“Natural” IF Interfaces May Be Closer Than You Think
Speech is natural between people, it may now also be close to being natural with computers too. Creating a natural flow between the player(s) and the story reaches for cutting-edge embedded technology employed with computer design principles stretching back nearly 70 years.
All early mainframe systems employed a system of “dumb” terminals connected to a large central server who’s only task was to process requests from the users entered through the striped down interface of the connected screen and keyboard:
Computing power has ebbed and flowed from the mainframe to the “edge” clients over the years. Sometimes (as in the case of a ‘local’ terminal on a Linux PC) the two reside on the same machine. The screens today are larger and full color but for large-scale processing we still access mainframes from “dumbed-down” computers.
Applying the proven “dedicated” compute model to IF may be the best method for achieving interactions with IF that are nearly as natural as talking with a friend. It may be cheaper to build a server/terminal IF system besides.
IBM broke with the ‘traditional’ integrated PC designs of the day with the compute unit separate from the I/O, specifically the keyboard and mouse.
The IF design calls too for the separation of I/O from processing and I was delighted to find that the separation actually turns out to be cheaper to make!
The Dedicated Voice Keyboard
Consider this embedded platform device, the STM32 ‘HUZZAH32’ as the base voice I/O platform:
This little board clocks in at around $20.00 and comes complete with battery interface and charging circuit, capacitive touch, and plenty of I/O pins including I2s, wifi, etc. It is in short all you need to interface with a microphone array and stream the input to an (optionally) dedicated server or PC running an IF virtual server. This board features “I/O a-plenty” and is a great development platform for new ideas along the building path.
Meanwhile, new microphone technology is cheap, compact, and requires only simple circuitry. For for these “few bucks” they’re accurate enough to detect a gunshot and it’s direction from 100’s of meters away.
Imagine, then, this little device housed in a brushed metal case with a slim battery and a printed microphone array based on these I2S microphone breakout boards. The device streams the voice input to the central server. What you have, then, is a universal speech HID that fits nicely in the palm of your hand.

Aim 1 — In the article on natural IF interfaces, what is the approximate price of the HUZZAH32 board?
Aim 2 — In the article on natural IF interfaces, the sentence beginning "Meanwhile, new microphone technology" describes that technology. List each quality it names.
The lines that follow are not needed for anything here.

Dataset content —

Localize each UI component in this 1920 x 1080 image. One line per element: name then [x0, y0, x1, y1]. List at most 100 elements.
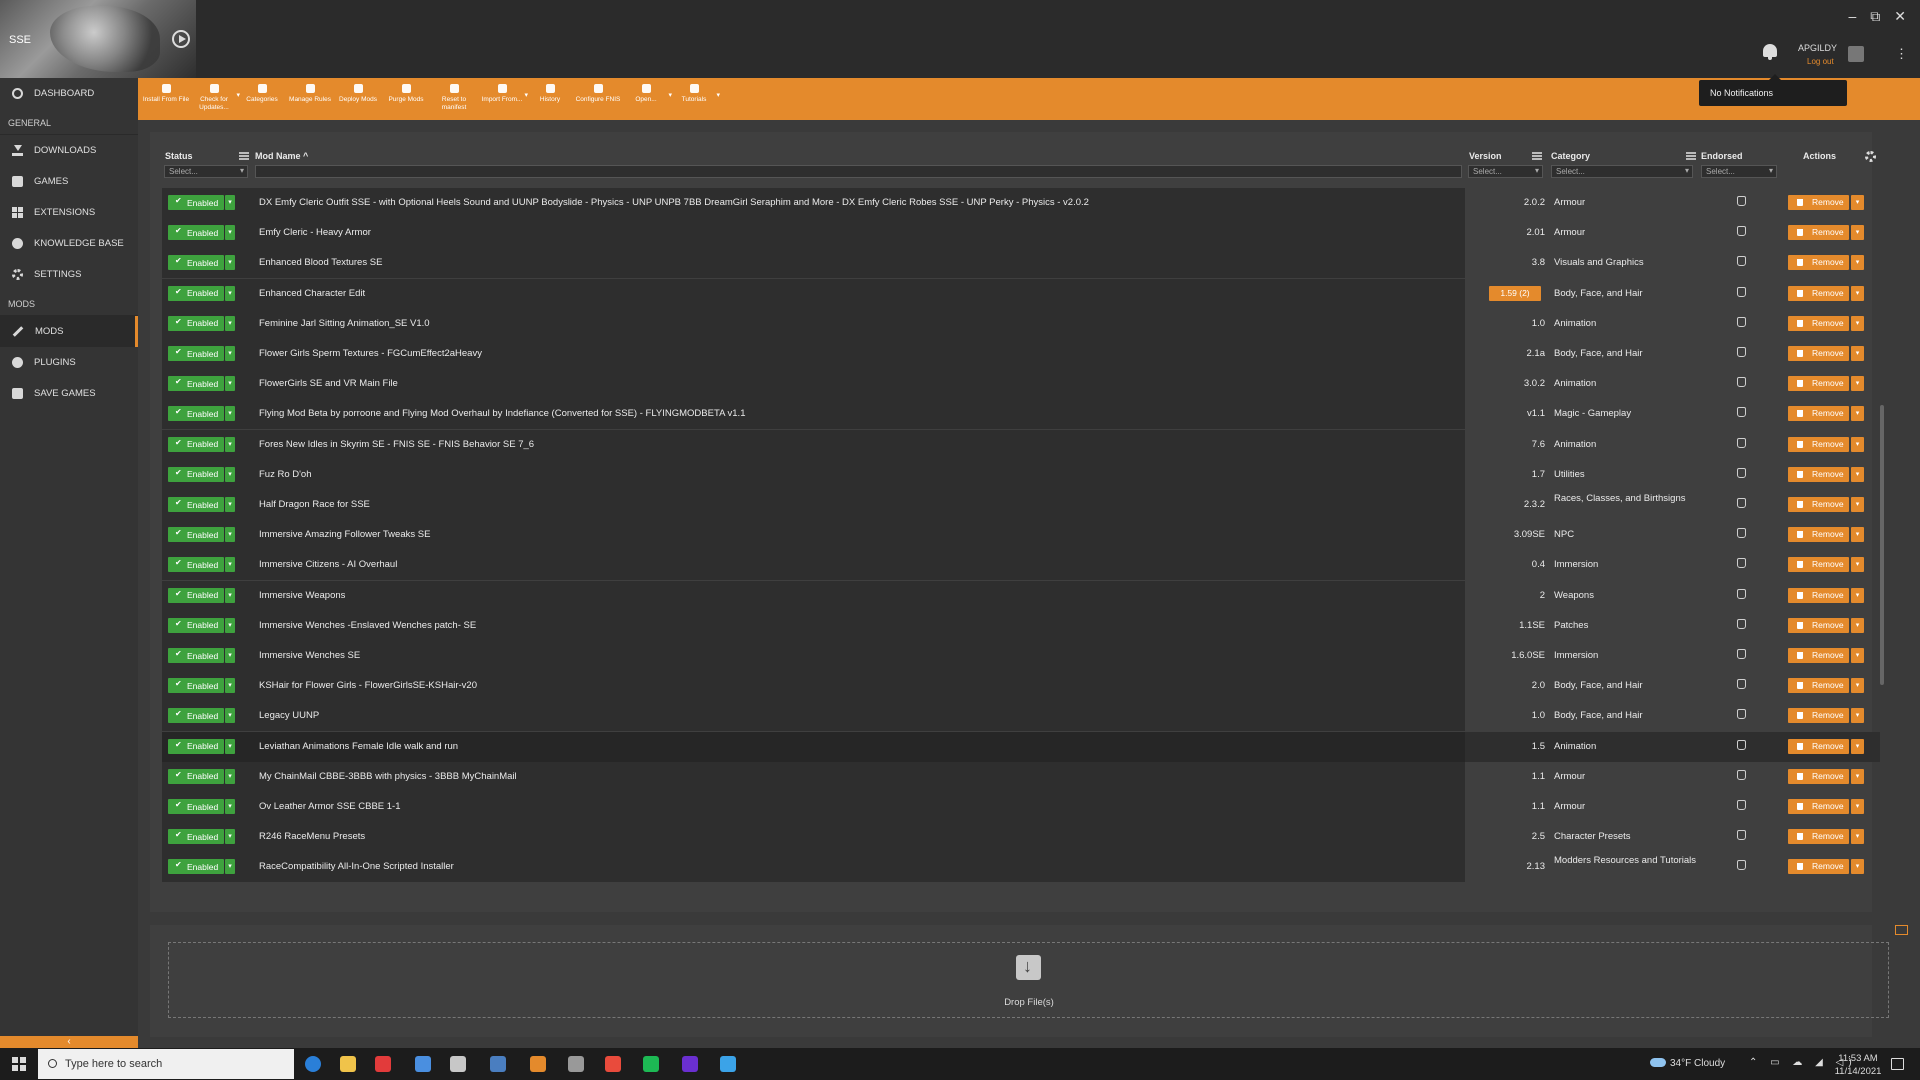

Reply 1 — Around $20.00.

Reply 2 —
- Cheap
- Compact
- Requires only simple circuitry